Available records:
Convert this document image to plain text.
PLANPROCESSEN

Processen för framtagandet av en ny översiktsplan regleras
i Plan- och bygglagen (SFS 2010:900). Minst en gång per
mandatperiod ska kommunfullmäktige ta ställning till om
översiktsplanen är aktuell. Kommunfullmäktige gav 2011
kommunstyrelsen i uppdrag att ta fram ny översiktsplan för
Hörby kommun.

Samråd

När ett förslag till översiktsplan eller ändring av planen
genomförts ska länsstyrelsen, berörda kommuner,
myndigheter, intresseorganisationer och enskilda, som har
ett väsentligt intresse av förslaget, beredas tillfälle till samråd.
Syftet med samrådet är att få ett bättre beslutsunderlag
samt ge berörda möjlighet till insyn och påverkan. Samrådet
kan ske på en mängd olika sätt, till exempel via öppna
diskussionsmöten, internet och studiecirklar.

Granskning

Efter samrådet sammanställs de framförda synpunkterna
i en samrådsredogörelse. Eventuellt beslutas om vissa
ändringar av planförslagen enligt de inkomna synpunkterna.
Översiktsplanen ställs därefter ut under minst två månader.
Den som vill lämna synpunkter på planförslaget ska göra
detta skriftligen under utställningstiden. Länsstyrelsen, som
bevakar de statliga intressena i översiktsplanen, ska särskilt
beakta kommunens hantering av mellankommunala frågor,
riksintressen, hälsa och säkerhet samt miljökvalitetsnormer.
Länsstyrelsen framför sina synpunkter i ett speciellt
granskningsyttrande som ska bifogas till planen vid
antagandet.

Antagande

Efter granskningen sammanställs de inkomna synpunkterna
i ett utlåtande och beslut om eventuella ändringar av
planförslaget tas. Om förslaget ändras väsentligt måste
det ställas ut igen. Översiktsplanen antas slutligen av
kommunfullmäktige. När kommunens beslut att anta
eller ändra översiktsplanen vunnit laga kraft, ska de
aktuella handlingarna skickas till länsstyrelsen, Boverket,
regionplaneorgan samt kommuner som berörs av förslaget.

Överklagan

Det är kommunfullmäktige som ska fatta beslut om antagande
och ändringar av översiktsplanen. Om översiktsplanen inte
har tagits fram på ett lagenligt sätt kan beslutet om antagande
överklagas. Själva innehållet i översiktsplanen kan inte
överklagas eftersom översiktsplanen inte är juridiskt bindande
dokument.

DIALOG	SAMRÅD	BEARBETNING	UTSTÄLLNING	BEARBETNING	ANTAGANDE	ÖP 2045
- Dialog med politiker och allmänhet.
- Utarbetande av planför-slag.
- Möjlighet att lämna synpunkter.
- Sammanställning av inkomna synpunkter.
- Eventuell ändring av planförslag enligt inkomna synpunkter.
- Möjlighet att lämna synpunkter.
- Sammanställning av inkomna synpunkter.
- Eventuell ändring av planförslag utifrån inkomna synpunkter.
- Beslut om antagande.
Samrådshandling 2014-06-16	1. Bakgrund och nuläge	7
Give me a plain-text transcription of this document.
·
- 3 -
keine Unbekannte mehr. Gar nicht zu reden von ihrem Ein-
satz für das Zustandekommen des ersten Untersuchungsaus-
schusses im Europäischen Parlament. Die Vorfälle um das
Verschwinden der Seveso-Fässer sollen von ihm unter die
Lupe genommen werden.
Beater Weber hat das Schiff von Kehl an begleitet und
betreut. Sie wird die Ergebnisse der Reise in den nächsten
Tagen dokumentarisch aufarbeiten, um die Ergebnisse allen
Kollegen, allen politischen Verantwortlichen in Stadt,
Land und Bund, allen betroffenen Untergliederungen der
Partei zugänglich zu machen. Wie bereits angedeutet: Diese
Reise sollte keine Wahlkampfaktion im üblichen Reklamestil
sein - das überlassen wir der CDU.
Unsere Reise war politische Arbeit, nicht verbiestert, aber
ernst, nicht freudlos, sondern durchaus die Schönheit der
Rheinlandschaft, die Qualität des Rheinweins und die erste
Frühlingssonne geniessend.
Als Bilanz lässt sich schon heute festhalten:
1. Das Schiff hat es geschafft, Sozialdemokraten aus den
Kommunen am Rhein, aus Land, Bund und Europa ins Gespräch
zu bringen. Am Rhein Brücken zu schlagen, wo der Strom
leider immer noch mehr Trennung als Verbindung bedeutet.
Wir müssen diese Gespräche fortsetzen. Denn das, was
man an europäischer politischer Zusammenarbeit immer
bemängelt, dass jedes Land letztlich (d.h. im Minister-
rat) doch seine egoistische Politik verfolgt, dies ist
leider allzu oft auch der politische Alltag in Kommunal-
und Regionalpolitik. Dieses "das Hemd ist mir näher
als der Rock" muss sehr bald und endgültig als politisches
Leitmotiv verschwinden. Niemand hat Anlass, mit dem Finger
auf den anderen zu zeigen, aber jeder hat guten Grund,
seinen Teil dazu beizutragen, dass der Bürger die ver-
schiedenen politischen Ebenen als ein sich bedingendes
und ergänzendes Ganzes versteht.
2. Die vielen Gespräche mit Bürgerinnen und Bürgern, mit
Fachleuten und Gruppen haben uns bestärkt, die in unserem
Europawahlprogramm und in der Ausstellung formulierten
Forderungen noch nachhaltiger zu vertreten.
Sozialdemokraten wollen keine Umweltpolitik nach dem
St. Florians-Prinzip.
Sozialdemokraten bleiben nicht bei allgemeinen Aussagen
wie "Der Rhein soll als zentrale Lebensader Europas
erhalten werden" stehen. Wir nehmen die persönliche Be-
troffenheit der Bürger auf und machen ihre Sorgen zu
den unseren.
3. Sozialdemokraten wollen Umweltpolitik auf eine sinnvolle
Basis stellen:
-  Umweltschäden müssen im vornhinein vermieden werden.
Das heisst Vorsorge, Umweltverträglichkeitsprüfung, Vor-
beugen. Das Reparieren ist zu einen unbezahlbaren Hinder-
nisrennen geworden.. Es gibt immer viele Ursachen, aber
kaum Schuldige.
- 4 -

Aim of the exercise: Could you restate the listing above word for word, leaving nothing out?

Final answer:
Convert this document image to plain text.
PLANPROCESSEN

Processen för framtagandet av en ny översiktsplan regleras
i Plan- och bygglagen (SFS 2010:900). Minst en gång per
mandatperiod ska kommunfullmäktige ta ställning till om
översiktsplanen är aktuell. Kommunfullmäktige gav 2011
kommunstyrelsen i uppdrag att ta fram ny översiktsplan för
Hörby kommun.

Samråd

När ett förslag till översiktsplan eller ändring av planen
genomförts ska länsstyrelsen, berörda kommuner,
myndigheter, intresseorganisationer och enskilda, som har
ett väsentligt intresse av förslaget, beredas tillfälle till samråd.
Syftet med samrådet är att få ett bättre beslutsunderlag
samt ge berörda möjlighet till insyn och påverkan. Samrådet
kan ske på en mängd olika sätt, till exempel via öppna
diskussionsmöten, internet och studiecirklar.

Granskning

Efter samrådet sammanställs de framförda synpunkterna
i en samrådsredogörelse. Eventuellt beslutas om vissa
ändringar av planförslagen enligt de inkomna synpunkterna.
Översiktsplanen ställs därefter ut under minst två månader.
Den som vill lämna synpunkter på planförslaget ska göra
detta skriftligen under utställningstiden. Länsstyrelsen, som
bevakar de statliga intressena i översiktsplanen, ska särskilt
beakta kommunens hantering av mellankommunala frågor,
riksintressen, hälsa och säkerhet samt miljökvalitetsnormer.
Länsstyrelsen framför sina synpunkter i ett speciellt
granskningsyttrande som ska bifogas till planen vid
antagandet.

Antagande

Efter granskningen sammanställs de inkomna synpunkterna
i ett utlåtande och beslut om eventuella ändringar av
planförslaget tas. Om förslaget ändras väsentligt måste
det ställas ut igen. Översiktsplanen antas slutligen av
kommunfullmäktige. När kommunens beslut att anta
eller ändra översiktsplanen vunnit laga kraft, ska de
aktuella handlingarna skickas till länsstyrelsen, Boverket,
regionplaneorgan samt kommuner som berörs av förslaget.

Överklagan

Det är kommunfullmäktige som ska fatta beslut om antagande
och ändringar av översiktsplanen. Om översiktsplanen inte
har tagits fram på ett lagenligt sätt kan beslutet om antagande
överklagas. Själva innehållet i översiktsplanen kan inte
överklagas eftersom översiktsplanen inte är juridiskt bindande
dokument.

DIALOG	SAMRÅD	BEARBETNING	UTSTÄLLNING	BEARBETNING	ANTAGANDE	ÖP 2045
- Dialog med politiker och allmänhet.
- Utarbetande av planför-slag.
- Möjlighet att lämna synpunkter.
- Sammanställning av inkomna synpunkter.
- Eventuell ändring av planförslag enligt inkomna synpunkter.
- Möjlighet att lämna synpunkter.
- Sammanställning av inkomna synpunkter.
- Eventuell ändring av planförslag utifrån inkomna synpunkter.
- Beslut om antagande.
Samrådshandling 2014-06-16	1. Bakgrund och nuläge	7
Give me a plain-text transcription of this document.
·
- 3 -
keine Unbekannte mehr. Gar nicht zu reden von ihrem Ein-
satz für das Zustandekommen des ersten Untersuchungsaus-
schusses im Europäischen Parlament. Die Vorfälle um das
Verschwinden der Seveso-Fässer sollen von ihm unter die
Lupe genommen werden.
Beater Weber hat das Schiff von Kehl an begleitet und
betreut. Sie wird die Ergebnisse der Reise in den nächsten
Tagen dokumentarisch aufarbeiten, um die Ergebnisse allen
Kollegen, allen politischen Verantwortlichen in Stadt,
Land und Bund, allen betroffenen Untergliederungen der
Partei zugänglich zu machen. Wie bereits angedeutet: Diese
Reise sollte keine Wahlkampfaktion im üblichen Reklamestil
sein - das überlassen wir der CDU.
Unsere Reise war politische Arbeit, nicht verbiestert, aber
ernst, nicht freudlos, sondern durchaus die Schönheit der
Rheinlandschaft, die Qualität des Rheinweins und die erste
Frühlingssonne geniessend.
Als Bilanz lässt sich schon heute festhalten:
1. Das Schiff hat es geschafft, Sozialdemokraten aus den
Kommunen am Rhein, aus Land, Bund und Europa ins Gespräch
zu bringen. Am Rhein Brücken zu schlagen, wo der Strom
leider immer noch mehr Trennung als Verbindung bedeutet.
Wir müssen diese Gespräche fortsetzen. Denn das, was
man an europäischer politischer Zusammenarbeit immer
bemängelt, dass jedes Land letztlich (d.h. im Minister-
rat) doch seine egoistische Politik verfolgt, dies ist
leider allzu oft auch der politische Alltag in Kommunal-
und Regionalpolitik. Dieses "das Hemd ist mir näher
als der Rock" muss sehr bald und endgültig als politisches
Leitmotiv verschwinden. Niemand hat Anlass, mit dem Finger
auf den anderen zu zeigen, aber jeder hat guten Grund,
seinen Teil dazu beizutragen, dass der Bürger die ver-
schiedenen politischen Ebenen als ein sich bedingendes
und ergänzendes Ganzes versteht.
2. Die vielen Gespräche mit Bürgerinnen und Bürgern, mit
Fachleuten und Gruppen haben uns bestärkt, die in unserem
Europawahlprogramm und in der Ausstellung formulierten
Forderungen noch nachhaltiger zu vertreten.
Sozialdemokraten wollen keine Umweltpolitik nach dem
St. Florians-Prinzip.
Sozialdemokraten bleiben nicht bei allgemeinen Aussagen
wie "Der Rhein soll als zentrale Lebensader Europas
erhalten werden" stehen. Wir nehmen die persönliche Be-
troffenheit der Bürger auf und machen ihre Sorgen zu
den unseren.
3. Sozialdemokraten wollen Umweltpolitik auf eine sinnvolle
Basis stellen:
-  Umweltschäden müssen im vornhinein vermieden werden.
Das heisst Vorsorge, Umweltverträglichkeitsprüfung, Vor-
beugen. Das Reparieren ist zu einen unbezahlbaren Hinder-
nisrennen geworden.. Es gibt immer viele Ursachen, aber
kaum Schuldige.
- 4 -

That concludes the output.